Stored data
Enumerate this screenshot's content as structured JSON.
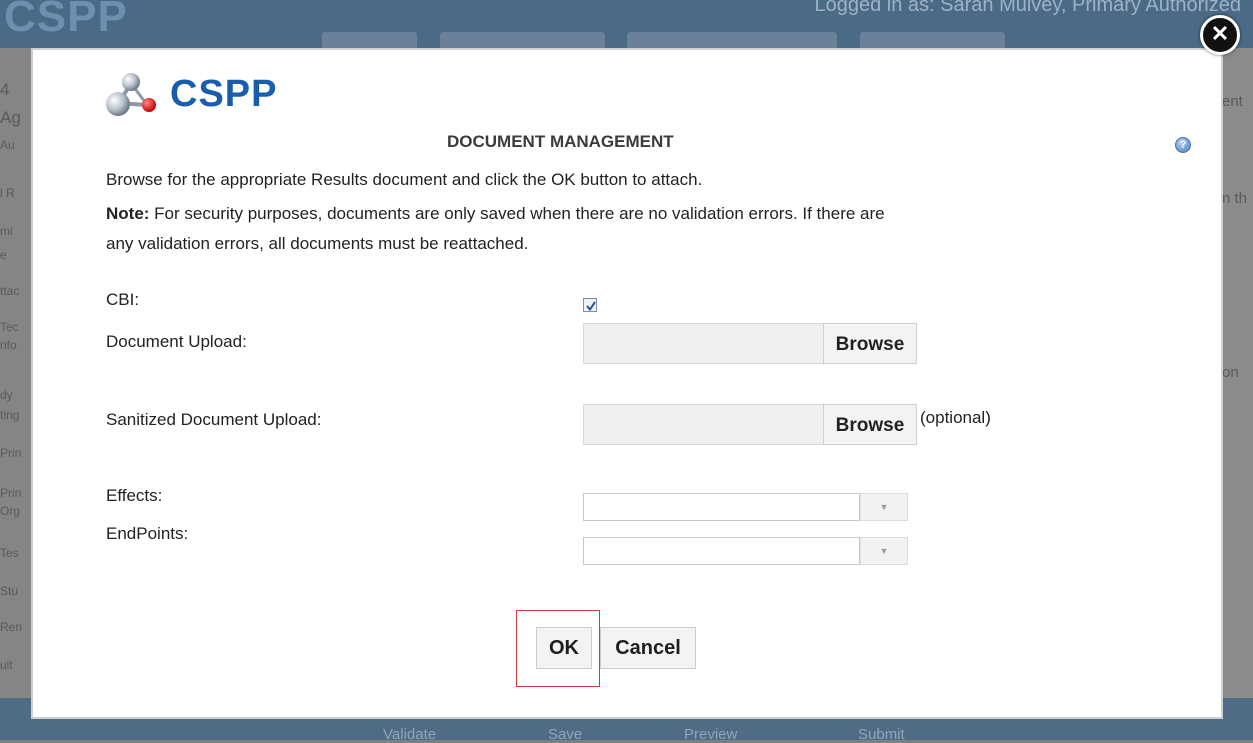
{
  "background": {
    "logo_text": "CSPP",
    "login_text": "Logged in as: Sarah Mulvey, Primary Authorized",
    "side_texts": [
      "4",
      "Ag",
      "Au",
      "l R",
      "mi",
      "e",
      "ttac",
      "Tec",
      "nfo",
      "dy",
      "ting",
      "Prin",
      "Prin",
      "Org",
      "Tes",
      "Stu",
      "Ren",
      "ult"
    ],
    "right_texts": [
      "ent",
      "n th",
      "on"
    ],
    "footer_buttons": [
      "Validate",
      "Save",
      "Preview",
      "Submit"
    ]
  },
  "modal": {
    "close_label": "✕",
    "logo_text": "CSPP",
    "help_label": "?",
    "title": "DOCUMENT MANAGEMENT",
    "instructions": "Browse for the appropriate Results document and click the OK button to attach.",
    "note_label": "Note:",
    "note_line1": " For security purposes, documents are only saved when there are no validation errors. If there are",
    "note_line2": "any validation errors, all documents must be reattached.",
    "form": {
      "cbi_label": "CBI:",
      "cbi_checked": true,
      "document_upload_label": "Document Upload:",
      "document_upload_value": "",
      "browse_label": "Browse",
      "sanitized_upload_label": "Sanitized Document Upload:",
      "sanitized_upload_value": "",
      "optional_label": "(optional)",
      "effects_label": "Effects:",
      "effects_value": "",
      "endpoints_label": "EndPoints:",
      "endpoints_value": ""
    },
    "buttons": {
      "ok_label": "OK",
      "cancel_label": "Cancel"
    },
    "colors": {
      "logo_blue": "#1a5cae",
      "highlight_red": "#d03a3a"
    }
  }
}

◆ Exercise requirements: Send back the data above word for word, with the pictures left out.

◆ Finished task:
Enumerate this screenshot's content as structured JSON.
{
  "background": {
    "logo_text": "CSPP",
    "login_text": "Logged in as: Sarah Mulvey, Primary Authorized",
    "side_texts": [
      "4",
      "Ag",
      "Au",
      "l R",
      "mi",
      "e",
      "ttac",
      "Tec",
      "nfo",
      "dy",
      "ting",
      "Prin",
      "Prin",
      "Org",
      "Tes",
      "Stu",
      "Ren",
      "ult"
    ],
    "right_texts": [
      "ent",
      "n th",
      "on"
    ],
    "footer_buttons": [
      "Validate",
      "Save",
      "Preview",
      "Submit"
    ]
  },
  "modal": {
    "close_label": "✕",
    "logo_text": "CSPP",
    "help_label": "?",
    "title": "DOCUMENT MANAGEMENT",
    "instructions": "Browse for the appropriate Results document and click the OK button to attach.",
    "note_label": "Note:",
    "note_line1": " For security purposes, documents are only saved when there are no validation errors. If there are",
    "note_line2": "any validation errors, all documents must be reattached.",
    "form": {
      "cbi_label": "CBI:",
      "cbi_checked": true,
      "document_upload_label": "Document Upload:",
      "document_upload_value": "",
      "browse_label": "Browse",
      "sanitized_upload_label": "Sanitized Document Upload:",
      "sanitized_upload_value": "",
      "optional_label": "(optional)",
      "effects_label": "Effects:",
      "effects_value": "",
      "endpoints_label": "EndPoints:",
      "endpoints_value": ""
    },
    "buttons": {
      "ok_label": "OK",
      "cancel_label": "Cancel"
    },
    "colors": {
      "logo_blue": "#1a5cae",
      "highlight_red": "#d03a3a"
    }
  }
}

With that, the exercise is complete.